Rewrite the records below with every "wind-panel-x-tick" renamed to "wind-hour-tick", keeping everything else the same.

*** RAW RECORDS ***

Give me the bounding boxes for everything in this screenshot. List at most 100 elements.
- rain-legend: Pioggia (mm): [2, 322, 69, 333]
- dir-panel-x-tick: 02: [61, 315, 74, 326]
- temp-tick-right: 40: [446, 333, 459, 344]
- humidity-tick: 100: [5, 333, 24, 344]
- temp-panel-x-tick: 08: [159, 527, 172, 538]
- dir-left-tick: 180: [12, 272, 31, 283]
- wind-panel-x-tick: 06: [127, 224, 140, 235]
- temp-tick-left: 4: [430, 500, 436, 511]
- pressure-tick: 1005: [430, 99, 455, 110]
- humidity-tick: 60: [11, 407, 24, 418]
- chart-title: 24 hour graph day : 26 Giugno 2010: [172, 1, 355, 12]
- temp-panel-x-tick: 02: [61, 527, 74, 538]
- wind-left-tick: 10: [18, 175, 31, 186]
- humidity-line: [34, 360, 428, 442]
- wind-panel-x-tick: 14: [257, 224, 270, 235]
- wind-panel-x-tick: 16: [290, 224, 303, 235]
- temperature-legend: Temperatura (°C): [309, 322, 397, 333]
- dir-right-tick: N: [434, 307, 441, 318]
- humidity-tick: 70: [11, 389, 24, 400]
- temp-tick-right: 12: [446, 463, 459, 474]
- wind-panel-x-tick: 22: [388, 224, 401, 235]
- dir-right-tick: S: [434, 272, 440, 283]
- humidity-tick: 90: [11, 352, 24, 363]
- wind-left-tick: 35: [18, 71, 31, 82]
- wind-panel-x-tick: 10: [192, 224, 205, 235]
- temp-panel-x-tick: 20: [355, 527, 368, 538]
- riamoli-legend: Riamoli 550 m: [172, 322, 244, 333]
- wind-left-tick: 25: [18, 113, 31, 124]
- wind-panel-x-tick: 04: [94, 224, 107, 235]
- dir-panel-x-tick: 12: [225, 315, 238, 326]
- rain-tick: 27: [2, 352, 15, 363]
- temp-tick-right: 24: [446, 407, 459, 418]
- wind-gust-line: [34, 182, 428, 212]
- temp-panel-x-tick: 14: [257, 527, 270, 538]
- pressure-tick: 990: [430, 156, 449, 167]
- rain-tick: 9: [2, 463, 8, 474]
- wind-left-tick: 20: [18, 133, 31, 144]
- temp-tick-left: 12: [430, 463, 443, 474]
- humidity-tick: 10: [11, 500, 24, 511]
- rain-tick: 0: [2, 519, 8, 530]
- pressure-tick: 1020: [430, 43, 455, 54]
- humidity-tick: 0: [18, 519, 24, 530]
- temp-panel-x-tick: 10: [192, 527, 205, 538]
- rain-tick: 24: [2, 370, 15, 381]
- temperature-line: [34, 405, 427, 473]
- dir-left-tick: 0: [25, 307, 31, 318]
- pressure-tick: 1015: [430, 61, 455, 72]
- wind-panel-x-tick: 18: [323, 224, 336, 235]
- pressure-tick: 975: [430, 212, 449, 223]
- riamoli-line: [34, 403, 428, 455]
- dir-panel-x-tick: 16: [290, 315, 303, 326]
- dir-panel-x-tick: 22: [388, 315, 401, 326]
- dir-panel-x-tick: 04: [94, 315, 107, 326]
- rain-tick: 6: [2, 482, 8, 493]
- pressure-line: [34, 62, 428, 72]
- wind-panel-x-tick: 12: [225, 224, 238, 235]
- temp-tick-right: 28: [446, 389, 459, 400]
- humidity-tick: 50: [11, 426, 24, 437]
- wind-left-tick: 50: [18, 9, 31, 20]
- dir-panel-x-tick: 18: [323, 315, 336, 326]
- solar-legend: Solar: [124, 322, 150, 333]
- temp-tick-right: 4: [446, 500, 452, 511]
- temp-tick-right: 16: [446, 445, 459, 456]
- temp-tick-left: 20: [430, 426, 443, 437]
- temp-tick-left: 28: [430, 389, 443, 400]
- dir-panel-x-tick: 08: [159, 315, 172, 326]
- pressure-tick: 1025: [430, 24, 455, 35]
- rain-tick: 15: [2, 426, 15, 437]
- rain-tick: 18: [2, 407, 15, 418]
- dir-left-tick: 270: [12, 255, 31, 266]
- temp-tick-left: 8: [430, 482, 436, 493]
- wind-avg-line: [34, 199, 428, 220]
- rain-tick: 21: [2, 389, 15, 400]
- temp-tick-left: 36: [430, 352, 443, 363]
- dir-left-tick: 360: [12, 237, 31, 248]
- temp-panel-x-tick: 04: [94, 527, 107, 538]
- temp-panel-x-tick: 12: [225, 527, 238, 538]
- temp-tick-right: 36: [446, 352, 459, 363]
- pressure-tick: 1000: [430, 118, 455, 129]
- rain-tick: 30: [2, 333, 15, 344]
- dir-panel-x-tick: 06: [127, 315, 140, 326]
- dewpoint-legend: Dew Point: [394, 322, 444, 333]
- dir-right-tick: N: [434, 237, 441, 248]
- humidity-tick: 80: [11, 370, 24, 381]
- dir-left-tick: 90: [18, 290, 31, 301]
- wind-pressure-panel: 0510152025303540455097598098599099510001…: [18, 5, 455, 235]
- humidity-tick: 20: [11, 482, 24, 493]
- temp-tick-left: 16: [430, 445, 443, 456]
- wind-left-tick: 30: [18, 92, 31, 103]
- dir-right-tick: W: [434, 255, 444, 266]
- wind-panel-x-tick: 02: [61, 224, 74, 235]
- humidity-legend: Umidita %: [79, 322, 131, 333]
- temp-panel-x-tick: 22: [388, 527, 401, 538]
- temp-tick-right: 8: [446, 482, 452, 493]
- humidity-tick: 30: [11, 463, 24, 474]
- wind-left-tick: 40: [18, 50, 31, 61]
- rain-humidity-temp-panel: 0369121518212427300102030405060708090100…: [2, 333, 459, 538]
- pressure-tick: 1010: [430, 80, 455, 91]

***

§ RESULT OF THIS EXERCISE
Give me the bounding boxes for everything in this screenshot. List at most 100 elements.
- rain-legend: Pioggia (mm): [2, 322, 69, 333]
- dir-panel-x-tick: 02: [61, 315, 74, 326]
- temp-tick-right: 40: [446, 333, 459, 344]
- humidity-tick: 100: [5, 333, 24, 344]
- temp-panel-x-tick: 08: [159, 527, 172, 538]
- dir-left-tick: 180: [12, 272, 31, 283]
- wind-hour-tick: 06: [127, 224, 140, 235]
- temp-tick-left: 4: [430, 500, 436, 511]
- pressure-tick: 1005: [430, 99, 455, 110]
- humidity-tick: 60: [11, 407, 24, 418]
- chart-title: 24 hour graph day : 26 Giugno 2010: [172, 1, 355, 12]
- temp-panel-x-tick: 02: [61, 527, 74, 538]
- wind-left-tick: 10: [18, 175, 31, 186]
- humidity-line: [34, 360, 428, 442]
- wind-hour-tick: 14: [257, 224, 270, 235]
- wind-hour-tick: 16: [290, 224, 303, 235]
- temperature-legend: Temperatura (°C): [309, 322, 397, 333]
- dir-right-tick: N: [434, 307, 441, 318]
- humidity-tick: 70: [11, 389, 24, 400]
- temp-tick-right: 12: [446, 463, 459, 474]
- wind-hour-tick: 22: [388, 224, 401, 235]
- dir-right-tick: S: [434, 272, 440, 283]
- humidity-tick: 90: [11, 352, 24, 363]
- wind-left-tick: 35: [18, 71, 31, 82]
- wind-hour-tick: 10: [192, 224, 205, 235]
- temp-panel-x-tick: 20: [355, 527, 368, 538]
- riamoli-legend: Riamoli 550 m: [172, 322, 244, 333]
- wind-left-tick: 25: [18, 113, 31, 124]
- wind-hour-tick: 04: [94, 224, 107, 235]
- dir-panel-x-tick: 12: [225, 315, 238, 326]
- rain-tick: 27: [2, 352, 15, 363]
- temp-tick-right: 24: [446, 407, 459, 418]
- wind-gust-line: [34, 182, 428, 212]
- temp-panel-x-tick: 14: [257, 527, 270, 538]
- pressure-tick: 990: [430, 156, 449, 167]
- rain-tick: 9: [2, 463, 8, 474]
- wind-left-tick: 20: [18, 133, 31, 144]
- temp-tick-left: 12: [430, 463, 443, 474]
- humidity-tick: 10: [11, 500, 24, 511]
- rain-tick: 0: [2, 519, 8, 530]
- pressure-tick: 1020: [430, 43, 455, 54]
- humidity-tick: 0: [18, 519, 24, 530]
- temp-panel-x-tick: 10: [192, 527, 205, 538]
- rain-tick: 24: [2, 370, 15, 381]
- temperature-line: [34, 405, 427, 473]
- dir-left-tick: 0: [25, 307, 31, 318]
- pressure-tick: 1015: [430, 61, 455, 72]
- wind-hour-tick: 18: [323, 224, 336, 235]
- pressure-tick: 975: [430, 212, 449, 223]
- riamoli-line: [34, 403, 428, 455]
- dir-panel-x-tick: 16: [290, 315, 303, 326]
- dir-panel-x-tick: 22: [388, 315, 401, 326]
- dir-panel-x-tick: 04: [94, 315, 107, 326]
- rain-tick: 6: [2, 482, 8, 493]
- pressure-line: [34, 62, 428, 72]
- wind-hour-tick: 12: [225, 224, 238, 235]
- temp-tick-right: 28: [446, 389, 459, 400]
- humidity-tick: 50: [11, 426, 24, 437]
- wind-left-tick: 50: [18, 9, 31, 20]
- dir-panel-x-tick: 18: [323, 315, 336, 326]
- solar-legend: Solar: [124, 322, 150, 333]
- temp-tick-right: 4: [446, 500, 452, 511]
- temp-tick-right: 16: [446, 445, 459, 456]
- temp-tick-left: 20: [430, 426, 443, 437]
- temp-tick-left: 28: [430, 389, 443, 400]
- dir-panel-x-tick: 08: [159, 315, 172, 326]
- pressure-tick: 1025: [430, 24, 455, 35]
- rain-tick: 15: [2, 426, 15, 437]
- rain-tick: 18: [2, 407, 15, 418]
- dir-left-tick: 270: [12, 255, 31, 266]
- temp-tick-left: 8: [430, 482, 436, 493]
- wind-avg-line: [34, 199, 428, 220]
- rain-tick: 21: [2, 389, 15, 400]
- temp-tick-left: 36: [430, 352, 443, 363]
- dir-left-tick: 360: [12, 237, 31, 248]
- temp-panel-x-tick: 04: [94, 527, 107, 538]
- temp-panel-x-tick: 12: [225, 527, 238, 538]
- temp-tick-right: 36: [446, 352, 459, 363]
- pressure-tick: 1000: [430, 118, 455, 129]
- rain-tick: 30: [2, 333, 15, 344]
- dir-panel-x-tick: 06: [127, 315, 140, 326]
- dewpoint-legend: Dew Point: [394, 322, 444, 333]
- dir-right-tick: N: [434, 237, 441, 248]
- humidity-tick: 80: [11, 370, 24, 381]
- dir-left-tick: 90: [18, 290, 31, 301]
- wind-pressure-panel: 0510152025303540455097598098599099510001…: [18, 5, 455, 235]
- humidity-tick: 20: [11, 482, 24, 493]
- temp-tick-left: 16: [430, 445, 443, 456]
- wind-left-tick: 30: [18, 92, 31, 103]
- dir-right-tick: W: [434, 255, 444, 266]
- wind-hour-tick: 02: [61, 224, 74, 235]
- humidity-legend: Umidita %: [79, 322, 131, 333]
- temp-panel-x-tick: 22: [388, 527, 401, 538]
- temp-tick-right: 8: [446, 482, 452, 493]
- humidity-tick: 30: [11, 463, 24, 474]
- wind-left-tick: 40: [18, 50, 31, 61]
- rain-humidity-temp-panel: 0369121518212427300102030405060708090100…: [2, 333, 459, 538]
- pressure-tick: 1010: [430, 80, 455, 91]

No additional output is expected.